Dataset records:

________________

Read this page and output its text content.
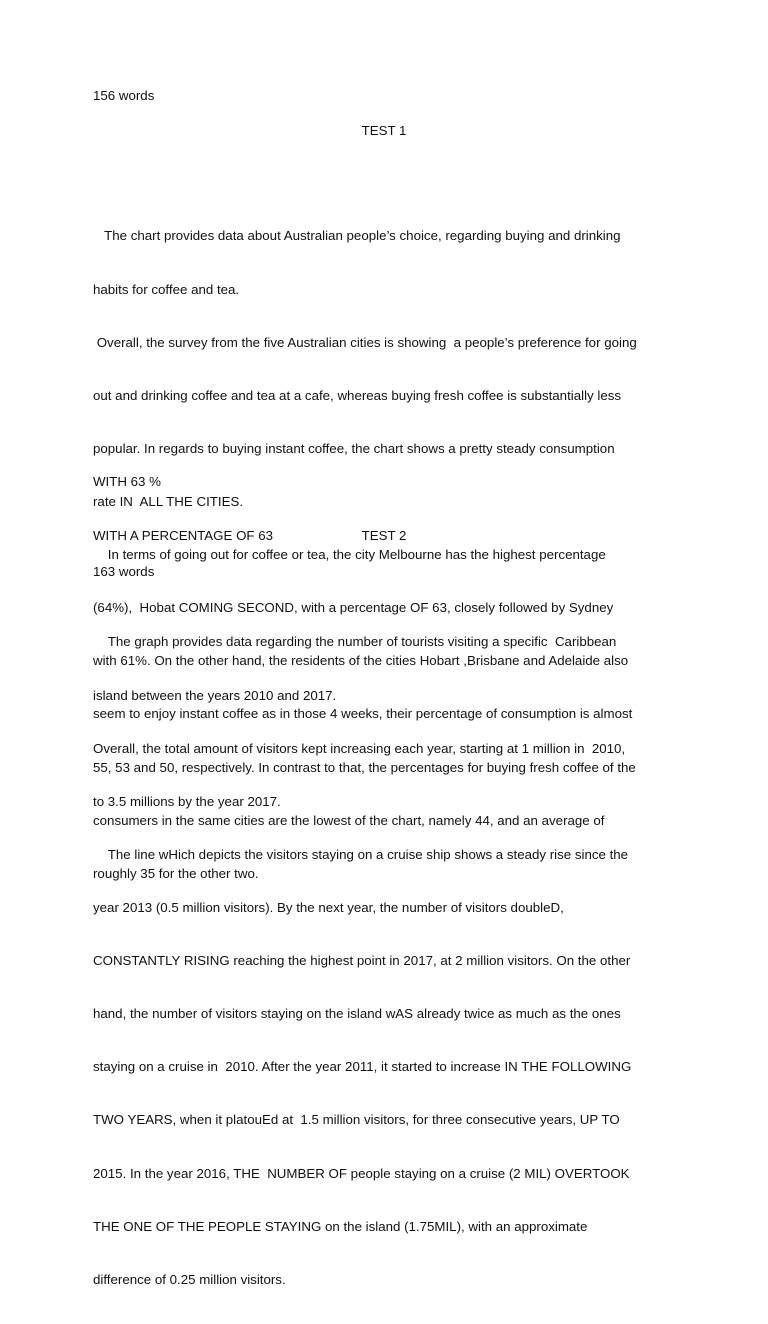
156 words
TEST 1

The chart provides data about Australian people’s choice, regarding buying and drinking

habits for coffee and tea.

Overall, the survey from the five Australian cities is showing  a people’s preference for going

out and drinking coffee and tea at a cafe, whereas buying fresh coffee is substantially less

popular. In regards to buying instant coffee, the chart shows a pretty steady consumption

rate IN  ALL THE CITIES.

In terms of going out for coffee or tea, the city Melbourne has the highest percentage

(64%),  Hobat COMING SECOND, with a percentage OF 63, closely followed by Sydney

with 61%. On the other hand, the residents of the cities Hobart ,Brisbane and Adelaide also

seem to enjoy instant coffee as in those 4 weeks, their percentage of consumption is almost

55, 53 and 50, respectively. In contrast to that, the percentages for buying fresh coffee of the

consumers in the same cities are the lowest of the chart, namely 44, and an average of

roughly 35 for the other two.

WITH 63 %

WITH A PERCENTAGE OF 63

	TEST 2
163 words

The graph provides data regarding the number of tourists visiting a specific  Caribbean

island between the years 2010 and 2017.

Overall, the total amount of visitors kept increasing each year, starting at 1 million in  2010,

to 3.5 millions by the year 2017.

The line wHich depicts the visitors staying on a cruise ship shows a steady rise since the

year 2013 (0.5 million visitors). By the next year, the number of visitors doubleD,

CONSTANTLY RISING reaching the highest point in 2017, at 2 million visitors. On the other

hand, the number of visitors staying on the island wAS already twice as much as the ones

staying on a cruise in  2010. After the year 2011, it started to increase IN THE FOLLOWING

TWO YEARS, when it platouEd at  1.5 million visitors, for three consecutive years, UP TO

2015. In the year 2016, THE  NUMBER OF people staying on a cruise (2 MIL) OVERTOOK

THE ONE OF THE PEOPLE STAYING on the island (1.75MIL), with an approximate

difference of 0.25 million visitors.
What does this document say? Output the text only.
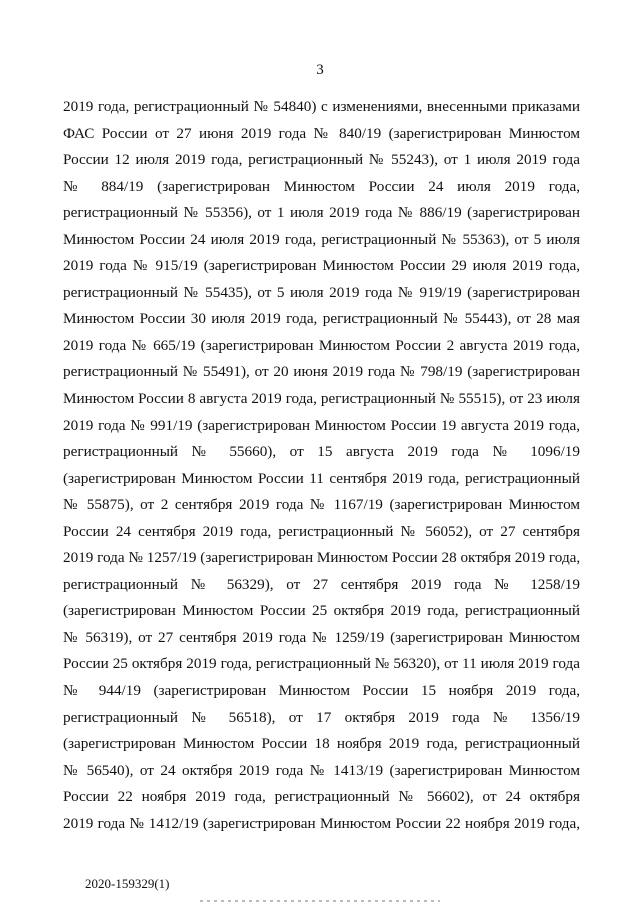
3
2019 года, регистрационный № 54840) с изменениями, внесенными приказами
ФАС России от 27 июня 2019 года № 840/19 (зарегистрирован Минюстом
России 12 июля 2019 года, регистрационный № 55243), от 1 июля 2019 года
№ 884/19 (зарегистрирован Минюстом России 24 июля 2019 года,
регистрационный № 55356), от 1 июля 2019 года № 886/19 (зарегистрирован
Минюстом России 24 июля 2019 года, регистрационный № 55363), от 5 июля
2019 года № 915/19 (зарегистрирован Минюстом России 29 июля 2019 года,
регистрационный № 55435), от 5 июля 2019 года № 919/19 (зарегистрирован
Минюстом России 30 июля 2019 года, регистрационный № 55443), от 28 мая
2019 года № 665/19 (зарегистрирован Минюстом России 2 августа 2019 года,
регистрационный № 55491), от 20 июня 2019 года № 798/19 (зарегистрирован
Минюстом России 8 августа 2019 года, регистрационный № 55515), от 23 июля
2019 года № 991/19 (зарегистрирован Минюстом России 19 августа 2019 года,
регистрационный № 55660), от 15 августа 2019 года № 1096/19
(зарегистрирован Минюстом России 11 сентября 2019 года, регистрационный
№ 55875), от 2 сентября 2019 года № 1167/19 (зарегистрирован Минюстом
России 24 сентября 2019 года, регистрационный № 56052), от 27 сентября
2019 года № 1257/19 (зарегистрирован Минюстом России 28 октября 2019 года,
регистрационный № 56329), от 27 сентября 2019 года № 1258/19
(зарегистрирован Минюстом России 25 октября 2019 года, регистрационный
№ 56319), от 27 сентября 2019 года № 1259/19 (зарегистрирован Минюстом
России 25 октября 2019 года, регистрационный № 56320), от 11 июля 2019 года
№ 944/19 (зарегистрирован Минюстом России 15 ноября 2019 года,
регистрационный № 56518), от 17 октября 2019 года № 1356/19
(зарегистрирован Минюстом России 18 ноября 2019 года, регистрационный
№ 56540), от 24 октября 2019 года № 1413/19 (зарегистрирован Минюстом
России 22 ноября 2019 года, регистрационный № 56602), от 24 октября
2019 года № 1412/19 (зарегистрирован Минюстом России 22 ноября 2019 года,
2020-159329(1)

________________

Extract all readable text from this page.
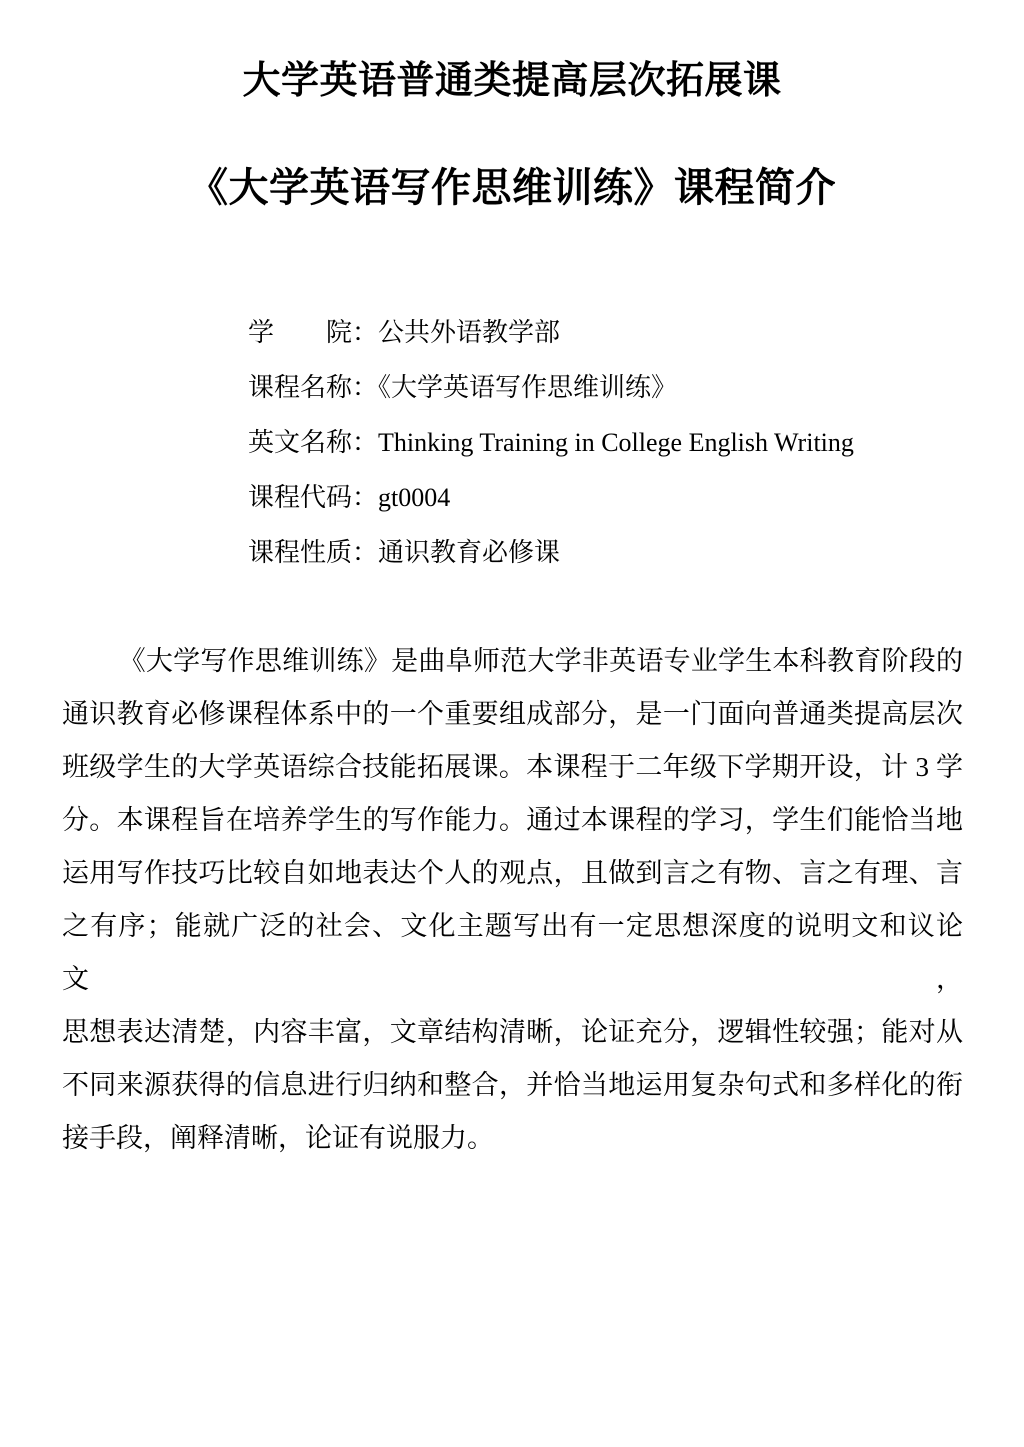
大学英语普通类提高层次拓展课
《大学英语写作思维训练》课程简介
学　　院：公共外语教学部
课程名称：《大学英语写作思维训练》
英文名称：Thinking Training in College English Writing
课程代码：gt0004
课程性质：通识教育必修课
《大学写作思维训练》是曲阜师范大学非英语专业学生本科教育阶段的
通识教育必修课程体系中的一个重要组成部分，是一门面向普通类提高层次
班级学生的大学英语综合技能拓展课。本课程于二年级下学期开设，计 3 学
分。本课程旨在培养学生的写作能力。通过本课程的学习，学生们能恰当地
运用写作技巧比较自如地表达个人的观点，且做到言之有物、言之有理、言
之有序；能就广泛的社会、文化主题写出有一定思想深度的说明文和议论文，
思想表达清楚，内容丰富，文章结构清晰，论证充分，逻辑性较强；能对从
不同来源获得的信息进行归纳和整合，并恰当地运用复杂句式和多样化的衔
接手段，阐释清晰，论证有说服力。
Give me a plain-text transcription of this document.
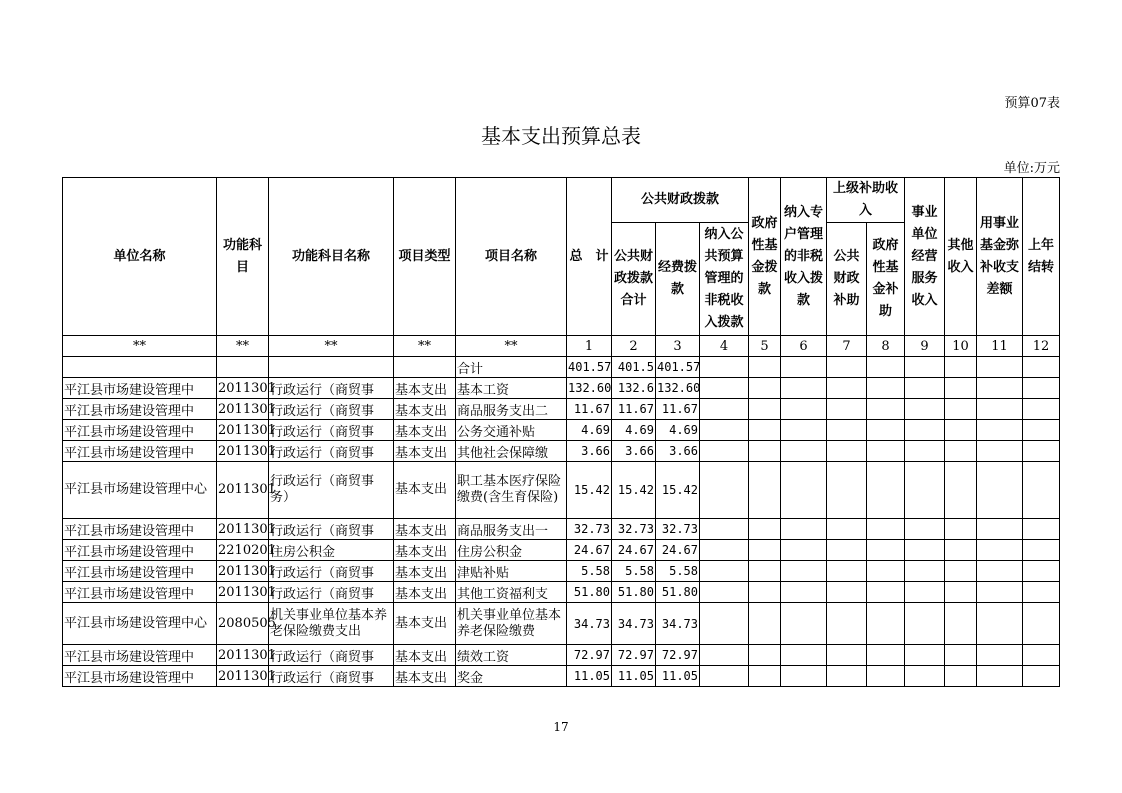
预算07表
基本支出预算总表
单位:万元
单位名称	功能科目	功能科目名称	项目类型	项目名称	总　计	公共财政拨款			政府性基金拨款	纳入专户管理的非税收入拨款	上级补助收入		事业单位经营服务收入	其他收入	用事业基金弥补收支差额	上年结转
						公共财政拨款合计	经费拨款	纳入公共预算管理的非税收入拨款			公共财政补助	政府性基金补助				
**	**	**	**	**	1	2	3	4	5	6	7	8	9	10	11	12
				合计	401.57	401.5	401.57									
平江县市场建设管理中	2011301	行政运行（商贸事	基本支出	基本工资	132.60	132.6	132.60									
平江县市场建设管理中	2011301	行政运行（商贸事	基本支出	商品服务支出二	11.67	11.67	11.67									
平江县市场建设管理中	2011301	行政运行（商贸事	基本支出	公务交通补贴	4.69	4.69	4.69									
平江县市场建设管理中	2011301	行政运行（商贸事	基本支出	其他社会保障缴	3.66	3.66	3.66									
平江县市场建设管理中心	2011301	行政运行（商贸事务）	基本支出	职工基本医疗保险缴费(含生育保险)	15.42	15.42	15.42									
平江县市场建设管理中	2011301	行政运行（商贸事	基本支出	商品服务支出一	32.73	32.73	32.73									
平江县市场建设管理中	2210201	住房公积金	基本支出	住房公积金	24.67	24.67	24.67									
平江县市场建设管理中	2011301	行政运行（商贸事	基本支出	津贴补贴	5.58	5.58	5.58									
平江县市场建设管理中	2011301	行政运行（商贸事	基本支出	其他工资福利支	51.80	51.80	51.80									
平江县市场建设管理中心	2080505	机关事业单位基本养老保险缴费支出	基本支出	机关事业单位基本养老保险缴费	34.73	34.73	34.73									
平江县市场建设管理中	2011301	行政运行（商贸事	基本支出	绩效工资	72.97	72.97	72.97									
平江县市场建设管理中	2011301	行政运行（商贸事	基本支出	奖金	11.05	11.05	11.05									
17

________________

Goal of the exercise: Collect the lines of the records that include the string "июня".

The output:
ФАС России от 27 июня 2019 года № 840/19 (зарегистрирован Минюстом
регистрационный № 55491), от 20 июня 2019 года № 798/19 (зарегистрирован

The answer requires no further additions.